What you have to do
Set down the material below word for word, excluding the pictures.
^^^^
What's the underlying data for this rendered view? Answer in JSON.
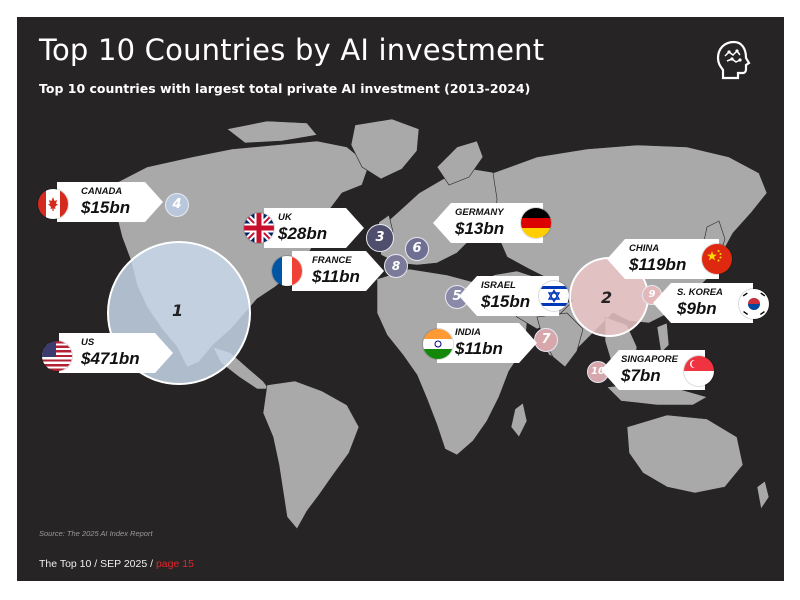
{
  "header": {
    "title": "Top 10 Countries by AI investment",
    "subtitle": "Top 10 countries with largest total private AI investment (2013-2024)",
    "logo_icon": "head-brain-icon"
  },
  "chart_data": {
    "type": "map",
    "title": "Top 10 Countries by AI investment",
    "subtitle": "Top 10 countries with largest total private AI investment (2013-2024)",
    "entries": [
      {
        "rank": "1",
        "country": "US",
        "amount": "$471bn",
        "value_bn": 471
      },
      {
        "rank": "2",
        "country": "CHINA",
        "amount": "$119bn",
        "value_bn": 119
      },
      {
        "rank": "3",
        "country": "UK",
        "amount": "$28bn",
        "value_bn": 28
      },
      {
        "rank": "4",
        "country": "CANADA",
        "amount": "$15bn",
        "value_bn": 15
      },
      {
        "rank": "5",
        "country": "ISRAEL",
        "amount": "$15bn",
        "value_bn": 15
      },
      {
        "rank": "6",
        "country": "GERMANY",
        "amount": "$13bn",
        "value_bn": 13
      },
      {
        "rank": "7",
        "country": "INDIA",
        "amount": "$11bn",
        "value_bn": 11
      },
      {
        "rank": "8",
        "country": "FRANCE",
        "amount": "$11bn",
        "value_bn": 11
      },
      {
        "rank": "9",
        "country": "S. KOREA",
        "amount": "$9bn",
        "value_bn": 9
      },
      {
        "rank": "10",
        "country": "SINGAPORE",
        "amount": "$7bn",
        "value_bn": 7
      }
    ]
  },
  "flag_icons": {
    "us": "us-flag-icon",
    "china": "china-flag-icon",
    "uk": "uk-flag-icon",
    "canada": "canada-flag-icon",
    "israel": "israel-flag-icon",
    "germany": "germany-flag-icon",
    "india": "india-flag-icon",
    "france": "france-flag-icon",
    "korea": "south-korea-flag-icon",
    "singapore": "singapore-flag-icon"
  },
  "colors": {
    "background": "#262424",
    "land": "#a9a9a9",
    "us_circle": "#c8d7ea",
    "china_circle": "#ecc5c8",
    "rank_badge": "#6f6f93",
    "page_accent": "#e0262c"
  },
  "source": "Source: The 2025 AI Index Report",
  "footer": {
    "text": "The Top 10 / SEP 2025 / ",
    "page": "page 15"
  }
}
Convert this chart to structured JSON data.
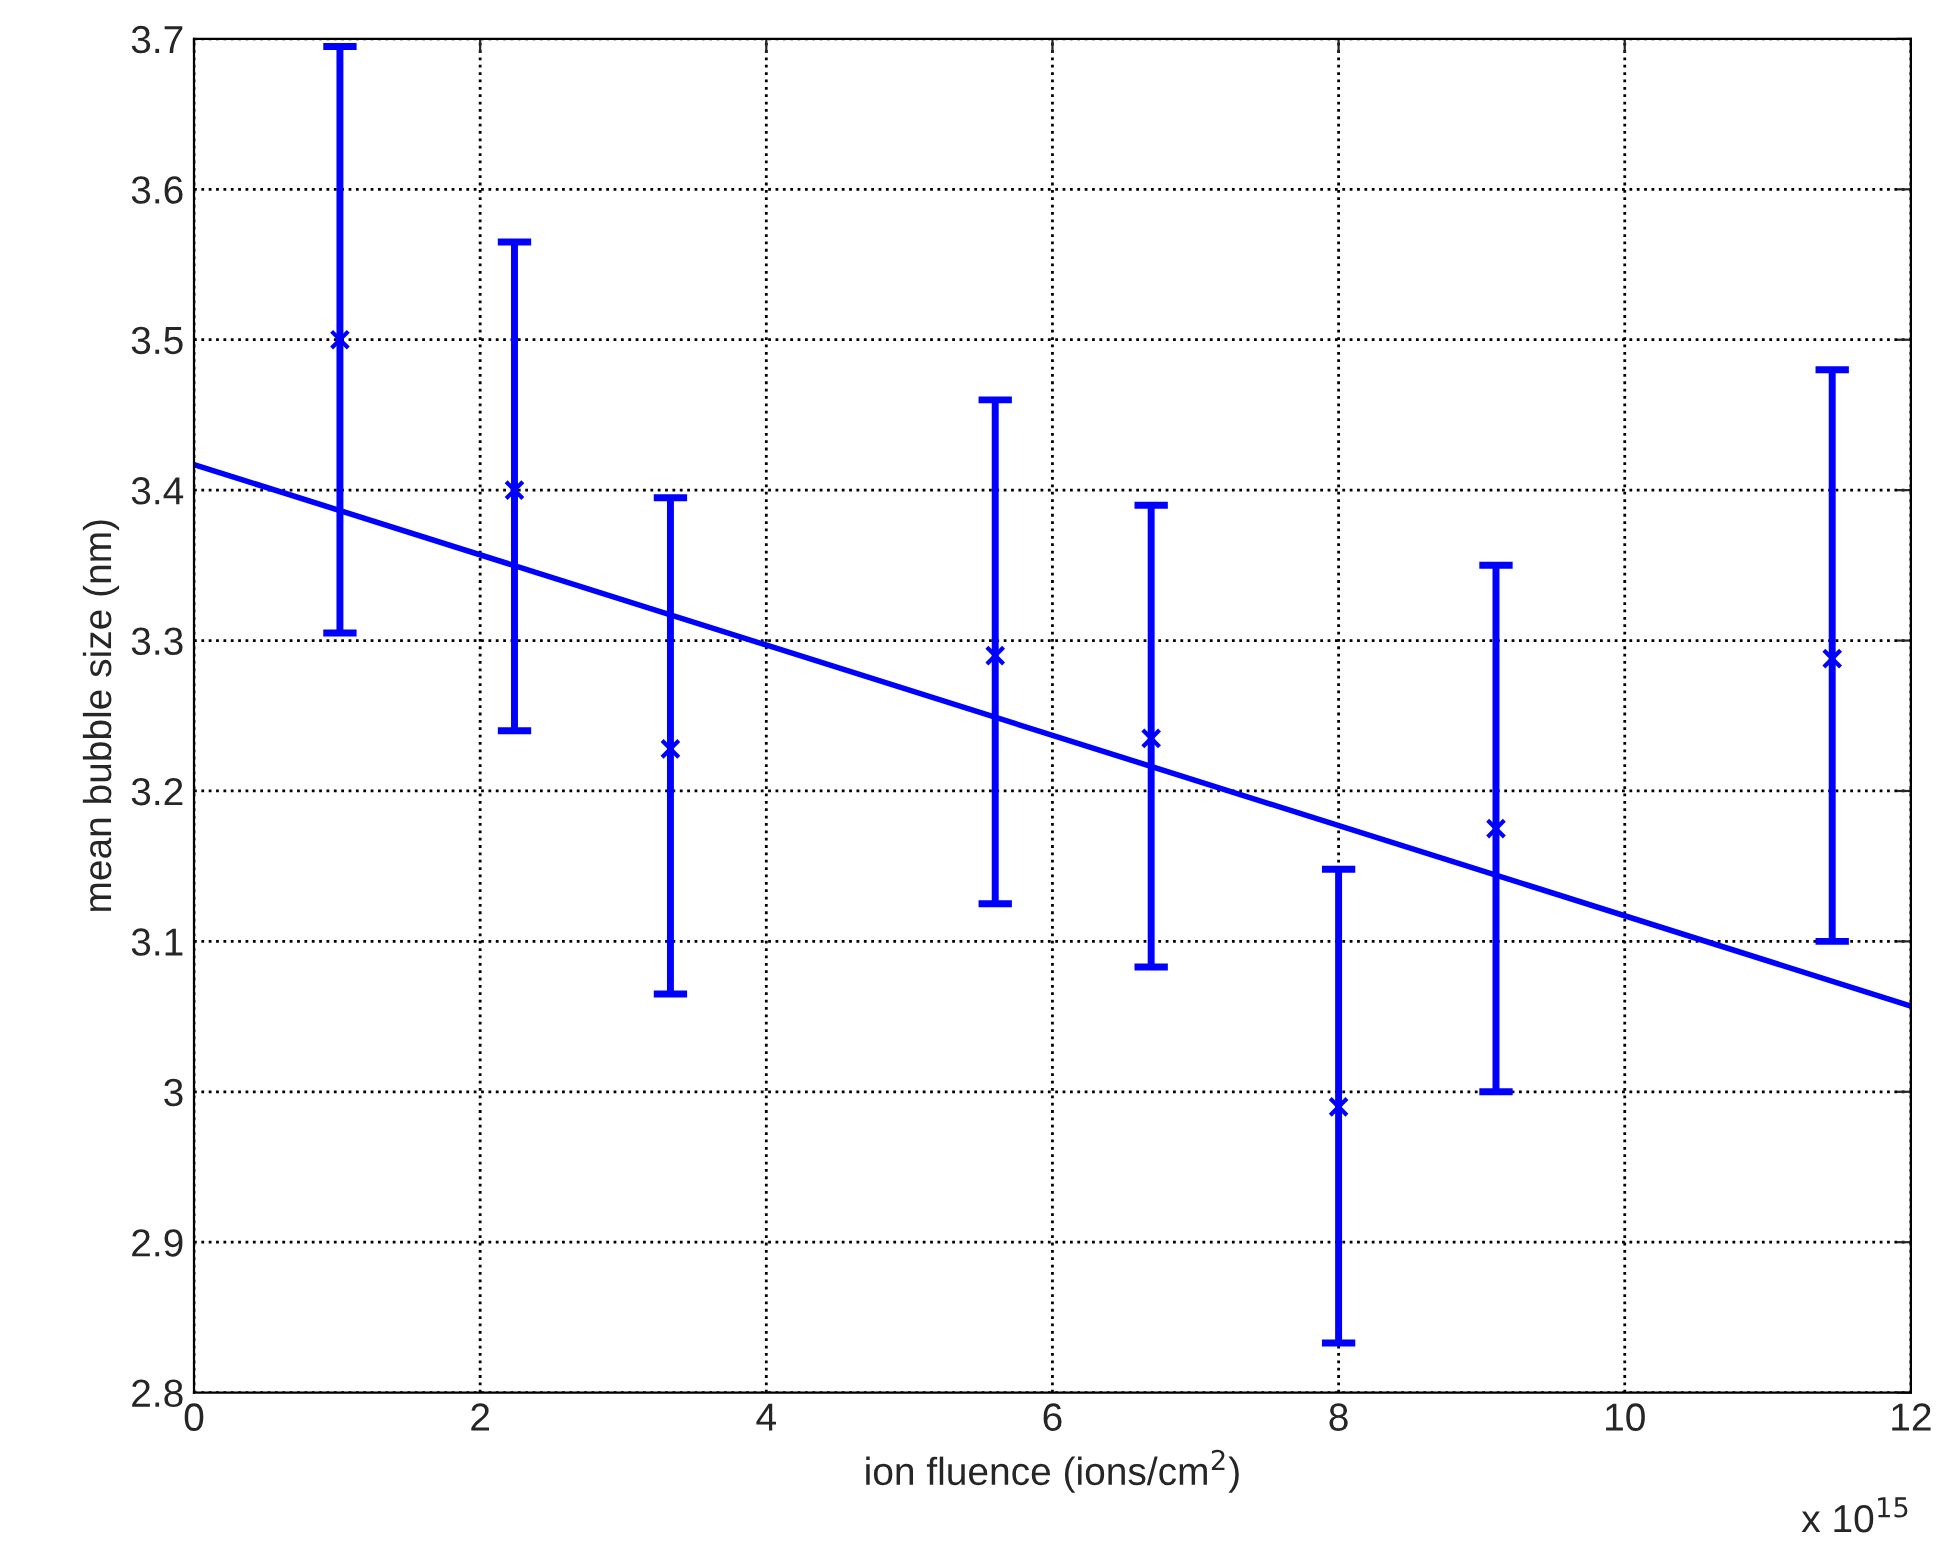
{
  "chart_data": {
    "type": "scatter",
    "xlabel": "ion fluence (ions/cm$^{2}$)",
    "ylabel": "mean bubble size (nm)",
    "annotations": [
      "x 10$^{15}$"
    ],
    "xlim": [
      0,
      12
    ],
    "ylim": [
      2.8,
      3.7
    ],
    "xticks": [
      0,
      2,
      4,
      6,
      8,
      10,
      12
    ],
    "yticks": [
      2.8,
      2.9,
      3,
      3.1,
      3.2,
      3.3,
      3.4,
      3.5,
      3.6,
      3.7
    ],
    "grid": true,
    "series": [
      {
        "color": "#0000ff",
        "marker": "cross",
        "x": [
          1.02,
          2.24,
          3.33,
          5.6,
          6.69,
          8.0,
          9.1,
          11.45
        ],
        "values": [
          3.5,
          3.4,
          3.228,
          3.29,
          3.235,
          2.99,
          3.175,
          3.288
        ],
        "errors": [
          [
            3.305,
            3.695
          ],
          [
            3.24,
            3.565
          ],
          [
            3.065,
            3.395
          ],
          [
            3.125,
            3.46
          ],
          [
            3.083,
            3.39
          ],
          [
            2.833,
            3.148
          ],
          [
            3.0,
            3.35
          ],
          [
            3.1,
            3.48
          ]
        ]
      },
      {
        "type": "line",
        "color": "#0000ff",
        "line_style": "solid",
        "x": [
          0,
          12
        ],
        "values": [
          3.417,
          3.057
        ]
      }
    ]
  }
}
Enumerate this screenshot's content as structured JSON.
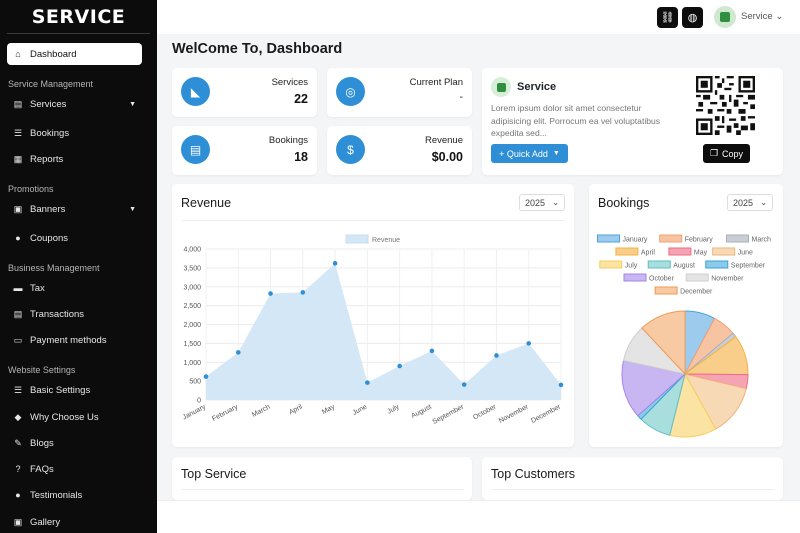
^^^^
Full output
What's the underlying data for this rendered view? Answer in JSON.
{
  "header": {
    "title": "Top 10 Countries by AI investment",
    "subtitle": "Top 10 countries with largest total private AI investment (2013-2024)",
    "logo_icon": "head-brain-icon"
  },
  "chart_data": {
    "type": "map",
    "title": "Top 10 Countries by AI investment",
    "subtitle": "Top 10 countries with largest total private AI investment (2013-2024)",
    "entries": [
      {
        "rank": "1",
        "country": "US",
        "amount": "$471bn",
        "value_bn": 471
      },
      {
        "rank": "2",
        "country": "CHINA",
        "amount": "$119bn",
        "value_bn": 119
      },
      {
        "rank": "3",
        "country": "UK",
        "amount": "$28bn",
        "value_bn": 28
      },
      {
        "rank": "4",
        "country": "CANADA",
        "amount": "$15bn",
        "value_bn": 15
      },
      {
        "rank": "5",
        "country": "ISRAEL",
        "amount": "$15bn",
        "value_bn": 15
      },
      {
        "rank": "6",
        "country": "GERMANY",
        "amount": "$13bn",
        "value_bn": 13
      },
      {
        "rank": "7",
        "country": "INDIA",
        "amount": "$11bn",
        "value_bn": 11
      },
      {
        "rank": "8",
        "country": "FRANCE",
        "amount": "$11bn",
        "value_bn": 11
      },
      {
        "rank": "9",
        "country": "S. KOREA",
        "amount": "$9bn",
        "value_bn": 9
      },
      {
        "rank": "10",
        "country": "SINGAPORE",
        "amount": "$7bn",
        "value_bn": 7
      }
    ]
  },
  "flag_icons": {
    "us": "us-flag-icon",
    "china": "china-flag-icon",
    "uk": "uk-flag-icon",
    "canada": "canada-flag-icon",
    "israel": "israel-flag-icon",
    "germany": "germany-flag-icon",
    "india": "india-flag-icon",
    "france": "france-flag-icon",
    "korea": "south-korea-flag-icon",
    "singapore": "singapore-flag-icon"
  },
  "colors": {
    "background": "#262424",
    "land": "#a9a9a9",
    "us_circle": "#c8d7ea",
    "china_circle": "#ecc5c8",
    "rank_badge": "#6f6f93",
    "page_accent": "#e0262c"
  },
  "source": "Source: The 2025 AI Index Report",
  "footer": {
    "text": "The Top 10 / SEP 2025 / ",
    "page": "page 15"
  }
}
Convert this chart to structured JSON data.
{
  "chart_data": {
    "type": "scatter",
    "xlabel": "ion fluence (ions/cm$^{2}$)",
    "ylabel": "mean bubble size (nm)",
    "annotations": [
      "x 10$^{15}$"
    ],
    "xlim": [
      0,
      12
    ],
    "ylim": [
      2.8,
      3.7
    ],
    "xticks": [
      0,
      2,
      4,
      6,
      8,
      10,
      12
    ],
    "yticks": [
      2.8,
      2.9,
      3,
      3.1,
      3.2,
      3.3,
      3.4,
      3.5,
      3.6,
      3.7
    ],
    "grid": true,
    "series": [
      {
        "color": "#0000ff",
        "marker": "cross",
        "x": [
          1.02,
          2.24,
          3.33,
          5.6,
          6.69,
          8.0,
          9.1,
          11.45
        ],
        "values": [
          3.5,
          3.4,
          3.228,
          3.29,
          3.235,
          2.99,
          3.175,
          3.288
        ],
        "errors": [
          [
            3.305,
            3.695
          ],
          [
            3.24,
            3.565
          ],
          [
            3.065,
            3.395
          ],
          [
            3.125,
            3.46
          ],
          [
            3.083,
            3.39
          ],
          [
            2.833,
            3.148
          ],
          [
            3.0,
            3.35
          ],
          [
            3.1,
            3.48
          ]
        ]
      },
      {
        "type": "line",
        "color": "#0000ff",
        "line_style": "solid",
        "x": [
          0,
          12
        ],
        "values": [
          3.417,
          3.057
        ]
      }
    ]
  }
}
Enumerate this screenshot's content as structured JSON.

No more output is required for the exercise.